> [Stated task]
Copy out each line below that has the word "JSON" in it.

> [Supplied data]
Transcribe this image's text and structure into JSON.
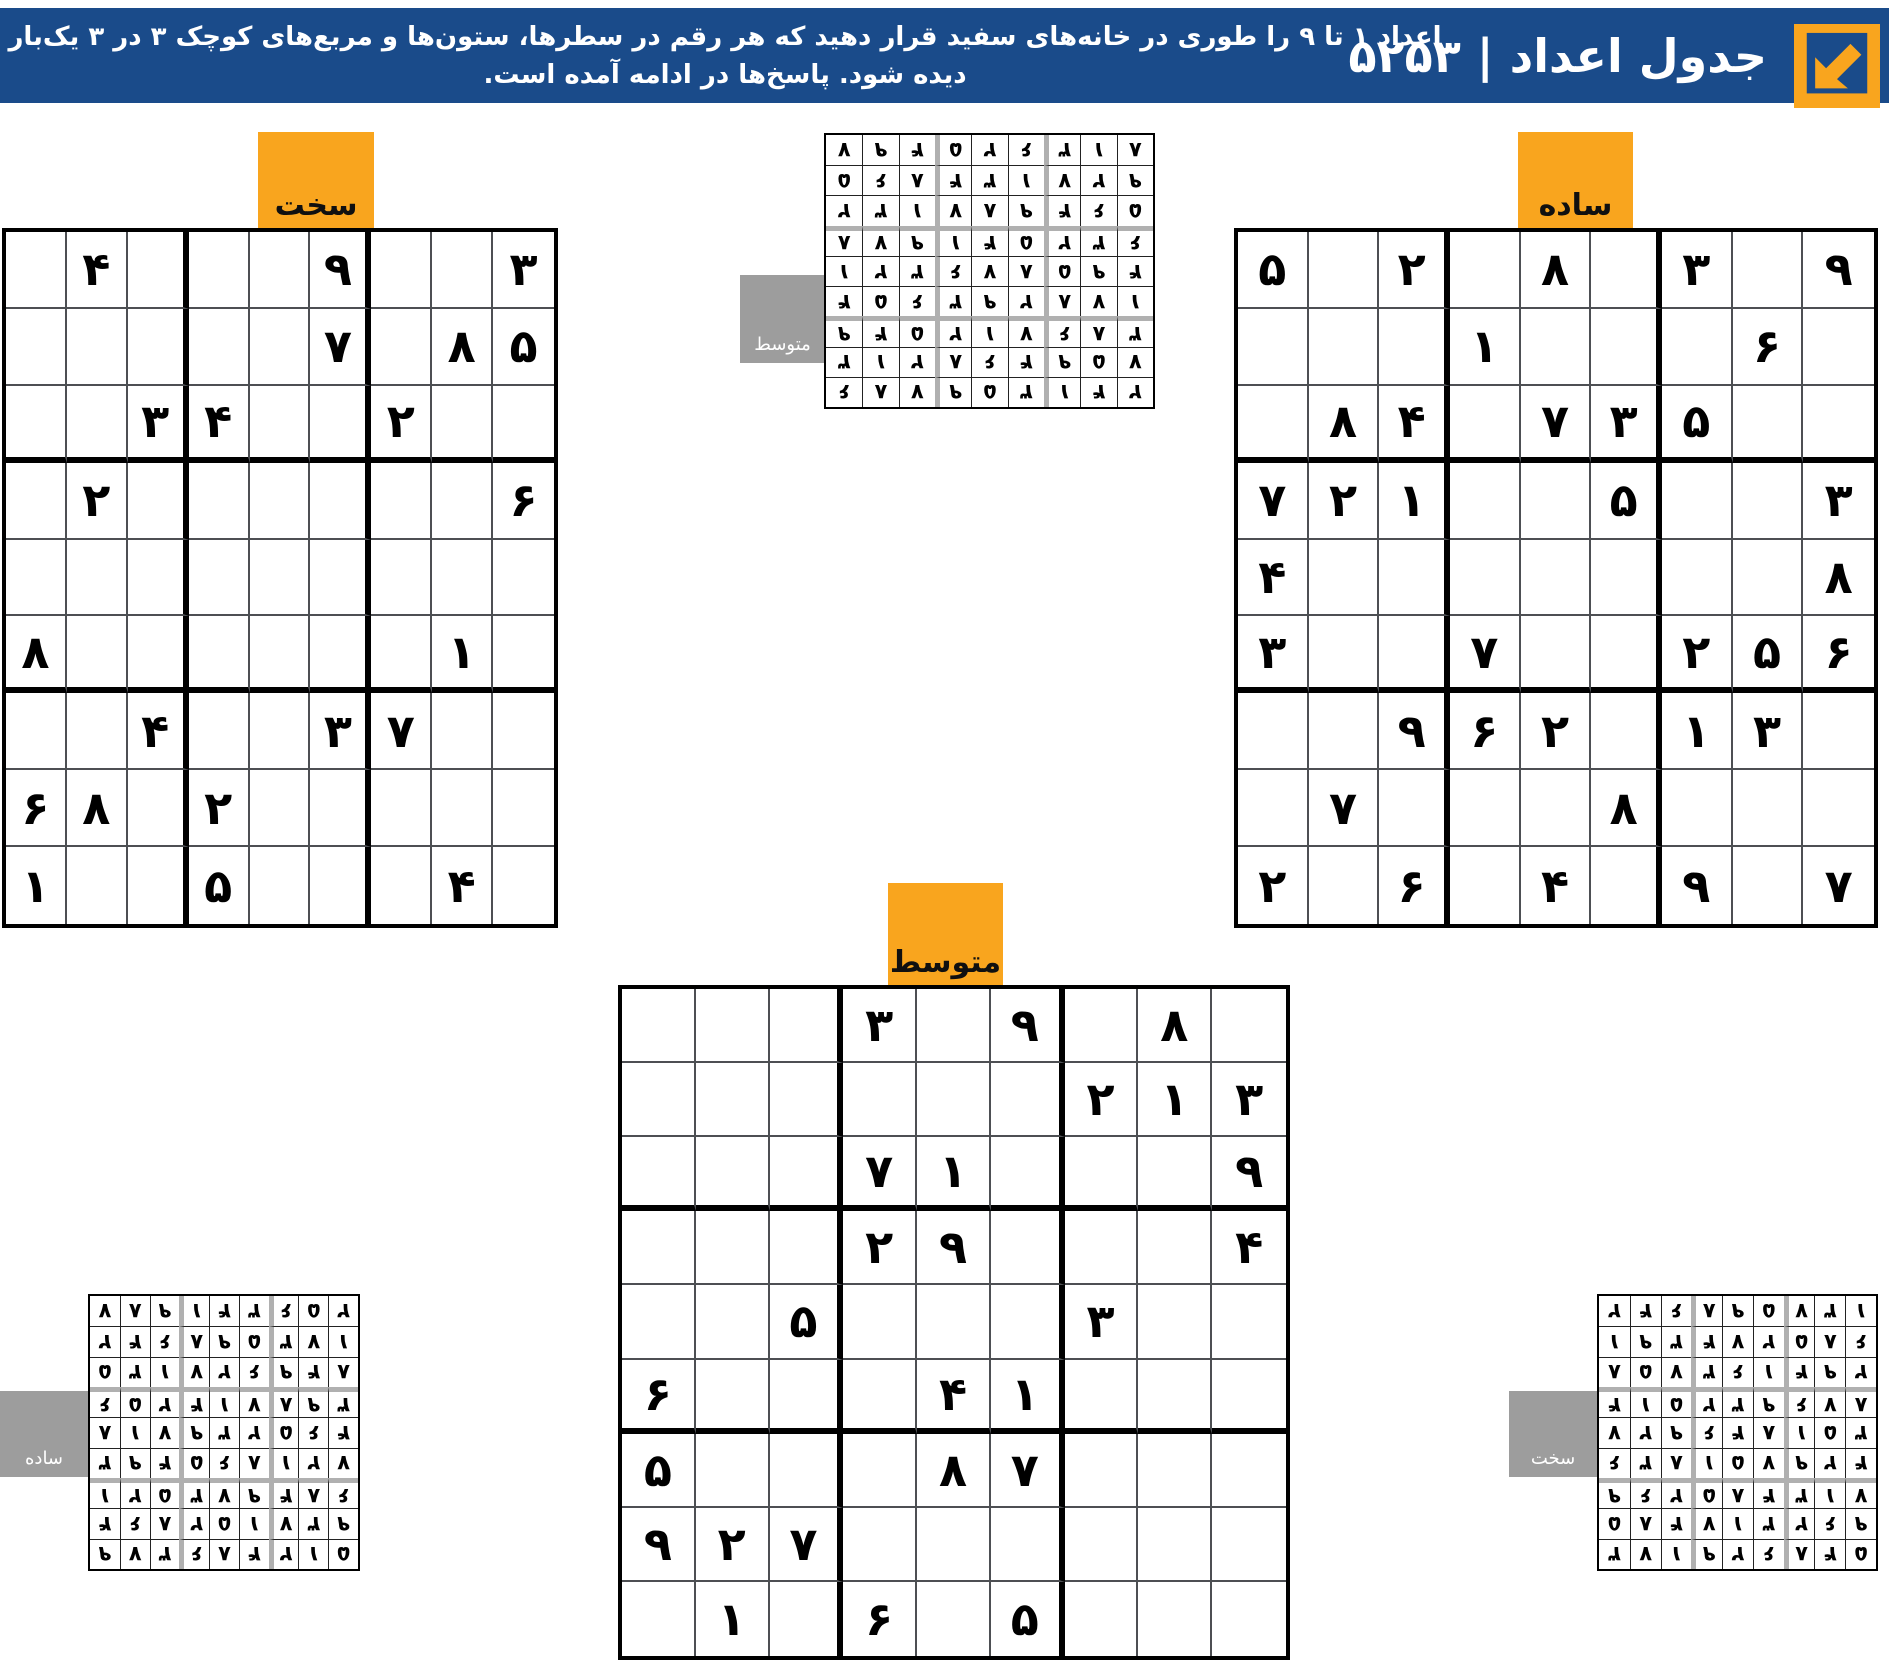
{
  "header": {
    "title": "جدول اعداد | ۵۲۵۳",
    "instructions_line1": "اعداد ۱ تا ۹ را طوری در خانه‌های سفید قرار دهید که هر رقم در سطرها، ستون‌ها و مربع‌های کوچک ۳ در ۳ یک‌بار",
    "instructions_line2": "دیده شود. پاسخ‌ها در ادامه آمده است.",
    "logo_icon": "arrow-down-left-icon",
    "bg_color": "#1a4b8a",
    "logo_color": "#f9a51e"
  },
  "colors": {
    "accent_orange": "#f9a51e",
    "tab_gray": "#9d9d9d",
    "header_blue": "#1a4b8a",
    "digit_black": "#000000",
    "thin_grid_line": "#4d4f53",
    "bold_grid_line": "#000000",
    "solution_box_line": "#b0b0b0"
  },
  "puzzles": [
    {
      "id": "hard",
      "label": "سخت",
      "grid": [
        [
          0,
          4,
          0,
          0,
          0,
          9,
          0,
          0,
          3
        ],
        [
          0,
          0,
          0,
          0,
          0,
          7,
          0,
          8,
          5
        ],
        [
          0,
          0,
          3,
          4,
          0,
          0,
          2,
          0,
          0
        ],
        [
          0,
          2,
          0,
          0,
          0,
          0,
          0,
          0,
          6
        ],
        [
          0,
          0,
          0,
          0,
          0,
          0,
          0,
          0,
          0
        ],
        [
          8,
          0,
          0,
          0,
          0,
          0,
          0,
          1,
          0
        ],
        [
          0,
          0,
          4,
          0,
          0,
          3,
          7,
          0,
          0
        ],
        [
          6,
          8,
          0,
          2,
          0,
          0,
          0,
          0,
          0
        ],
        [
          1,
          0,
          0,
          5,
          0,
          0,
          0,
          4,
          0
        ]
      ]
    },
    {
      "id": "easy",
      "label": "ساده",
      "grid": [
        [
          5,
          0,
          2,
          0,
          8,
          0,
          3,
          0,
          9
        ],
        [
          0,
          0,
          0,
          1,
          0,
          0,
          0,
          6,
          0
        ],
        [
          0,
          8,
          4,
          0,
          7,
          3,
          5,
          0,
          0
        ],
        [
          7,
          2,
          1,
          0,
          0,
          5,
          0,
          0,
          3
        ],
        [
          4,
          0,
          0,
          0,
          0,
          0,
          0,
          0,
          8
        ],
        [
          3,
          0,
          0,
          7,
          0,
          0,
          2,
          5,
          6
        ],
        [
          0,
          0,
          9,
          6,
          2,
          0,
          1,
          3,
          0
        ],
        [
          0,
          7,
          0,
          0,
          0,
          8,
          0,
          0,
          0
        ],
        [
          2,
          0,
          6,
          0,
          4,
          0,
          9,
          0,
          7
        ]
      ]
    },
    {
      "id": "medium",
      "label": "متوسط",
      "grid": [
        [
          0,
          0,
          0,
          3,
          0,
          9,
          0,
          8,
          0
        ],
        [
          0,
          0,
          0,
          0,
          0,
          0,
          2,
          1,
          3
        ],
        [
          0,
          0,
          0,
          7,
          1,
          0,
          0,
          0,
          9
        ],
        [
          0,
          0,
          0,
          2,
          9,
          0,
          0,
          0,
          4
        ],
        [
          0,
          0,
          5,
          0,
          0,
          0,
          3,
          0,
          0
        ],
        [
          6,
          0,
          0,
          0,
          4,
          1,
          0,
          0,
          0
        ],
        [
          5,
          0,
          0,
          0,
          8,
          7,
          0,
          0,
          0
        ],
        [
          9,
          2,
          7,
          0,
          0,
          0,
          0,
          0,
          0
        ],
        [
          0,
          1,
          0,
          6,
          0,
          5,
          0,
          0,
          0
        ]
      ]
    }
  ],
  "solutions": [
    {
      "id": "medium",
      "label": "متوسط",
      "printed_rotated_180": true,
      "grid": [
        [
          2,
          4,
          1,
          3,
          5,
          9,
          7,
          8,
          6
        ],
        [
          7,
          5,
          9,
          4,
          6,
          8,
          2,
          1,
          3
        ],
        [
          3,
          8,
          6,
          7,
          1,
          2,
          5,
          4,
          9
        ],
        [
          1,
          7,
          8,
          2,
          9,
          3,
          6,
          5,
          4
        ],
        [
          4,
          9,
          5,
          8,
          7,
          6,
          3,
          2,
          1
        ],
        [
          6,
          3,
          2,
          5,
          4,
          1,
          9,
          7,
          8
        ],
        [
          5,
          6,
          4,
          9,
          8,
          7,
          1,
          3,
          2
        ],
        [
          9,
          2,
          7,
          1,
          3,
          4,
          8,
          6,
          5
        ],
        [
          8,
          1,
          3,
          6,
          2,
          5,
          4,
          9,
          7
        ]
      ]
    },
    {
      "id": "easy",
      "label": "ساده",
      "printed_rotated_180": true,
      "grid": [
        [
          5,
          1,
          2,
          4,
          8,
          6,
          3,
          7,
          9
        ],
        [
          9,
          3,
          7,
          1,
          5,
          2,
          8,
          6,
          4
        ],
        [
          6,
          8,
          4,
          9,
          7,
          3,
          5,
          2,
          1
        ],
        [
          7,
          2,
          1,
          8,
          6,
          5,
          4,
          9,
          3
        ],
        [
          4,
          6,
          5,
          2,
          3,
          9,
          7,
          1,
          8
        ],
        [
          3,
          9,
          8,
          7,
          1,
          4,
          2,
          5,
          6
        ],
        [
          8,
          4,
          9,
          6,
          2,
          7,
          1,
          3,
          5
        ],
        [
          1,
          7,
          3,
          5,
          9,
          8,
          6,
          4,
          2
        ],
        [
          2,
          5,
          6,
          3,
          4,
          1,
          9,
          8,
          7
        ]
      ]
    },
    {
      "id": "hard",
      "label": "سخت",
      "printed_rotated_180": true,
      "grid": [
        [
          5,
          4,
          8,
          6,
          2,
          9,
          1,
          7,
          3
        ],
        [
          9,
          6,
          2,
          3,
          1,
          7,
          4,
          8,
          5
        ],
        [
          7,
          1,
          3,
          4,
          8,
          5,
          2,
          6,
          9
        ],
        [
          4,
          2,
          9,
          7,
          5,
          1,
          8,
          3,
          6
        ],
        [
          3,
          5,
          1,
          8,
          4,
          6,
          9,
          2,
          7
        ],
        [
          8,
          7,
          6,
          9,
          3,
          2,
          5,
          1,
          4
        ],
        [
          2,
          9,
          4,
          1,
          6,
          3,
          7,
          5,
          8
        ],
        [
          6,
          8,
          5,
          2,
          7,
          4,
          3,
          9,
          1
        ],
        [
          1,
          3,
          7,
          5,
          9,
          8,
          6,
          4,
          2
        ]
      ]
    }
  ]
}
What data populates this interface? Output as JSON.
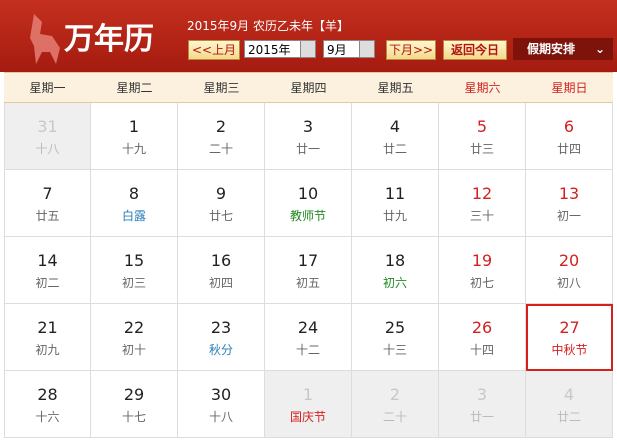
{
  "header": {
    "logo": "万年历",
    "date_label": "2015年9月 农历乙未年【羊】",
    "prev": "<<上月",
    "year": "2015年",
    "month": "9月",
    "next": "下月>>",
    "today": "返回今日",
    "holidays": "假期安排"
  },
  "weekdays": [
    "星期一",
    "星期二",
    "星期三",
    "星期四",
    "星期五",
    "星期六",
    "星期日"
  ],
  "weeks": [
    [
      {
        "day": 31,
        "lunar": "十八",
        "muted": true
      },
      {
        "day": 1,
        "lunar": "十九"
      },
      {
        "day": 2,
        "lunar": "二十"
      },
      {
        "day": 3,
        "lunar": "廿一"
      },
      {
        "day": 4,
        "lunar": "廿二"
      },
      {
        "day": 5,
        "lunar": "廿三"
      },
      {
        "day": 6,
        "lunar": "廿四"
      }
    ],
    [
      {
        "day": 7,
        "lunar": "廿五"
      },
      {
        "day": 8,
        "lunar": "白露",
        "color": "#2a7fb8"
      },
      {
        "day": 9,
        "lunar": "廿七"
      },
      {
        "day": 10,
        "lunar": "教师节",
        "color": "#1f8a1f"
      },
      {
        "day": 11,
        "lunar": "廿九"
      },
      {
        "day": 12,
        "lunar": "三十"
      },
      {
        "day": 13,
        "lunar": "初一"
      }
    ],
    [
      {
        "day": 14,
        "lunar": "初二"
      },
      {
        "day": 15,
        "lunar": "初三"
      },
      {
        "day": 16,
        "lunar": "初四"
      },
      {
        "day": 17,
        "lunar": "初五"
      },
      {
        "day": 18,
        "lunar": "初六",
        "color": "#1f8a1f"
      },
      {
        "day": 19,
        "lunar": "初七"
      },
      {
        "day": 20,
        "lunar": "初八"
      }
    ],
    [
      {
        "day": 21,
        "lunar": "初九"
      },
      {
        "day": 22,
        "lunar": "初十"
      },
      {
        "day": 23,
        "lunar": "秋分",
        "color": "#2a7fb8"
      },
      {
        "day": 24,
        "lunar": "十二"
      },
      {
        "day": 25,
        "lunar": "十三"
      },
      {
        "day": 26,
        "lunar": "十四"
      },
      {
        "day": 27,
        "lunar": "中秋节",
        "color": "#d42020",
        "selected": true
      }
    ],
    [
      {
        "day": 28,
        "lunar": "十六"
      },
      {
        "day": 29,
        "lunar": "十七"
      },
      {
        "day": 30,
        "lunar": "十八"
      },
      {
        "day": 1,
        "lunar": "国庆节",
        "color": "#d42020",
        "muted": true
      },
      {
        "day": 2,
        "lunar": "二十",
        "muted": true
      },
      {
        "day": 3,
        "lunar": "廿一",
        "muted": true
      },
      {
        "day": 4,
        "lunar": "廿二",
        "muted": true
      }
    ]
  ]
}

> [Expected answer]
Transcribe this image's text and structure into JSON.
What data populates this interface? Output as JSON.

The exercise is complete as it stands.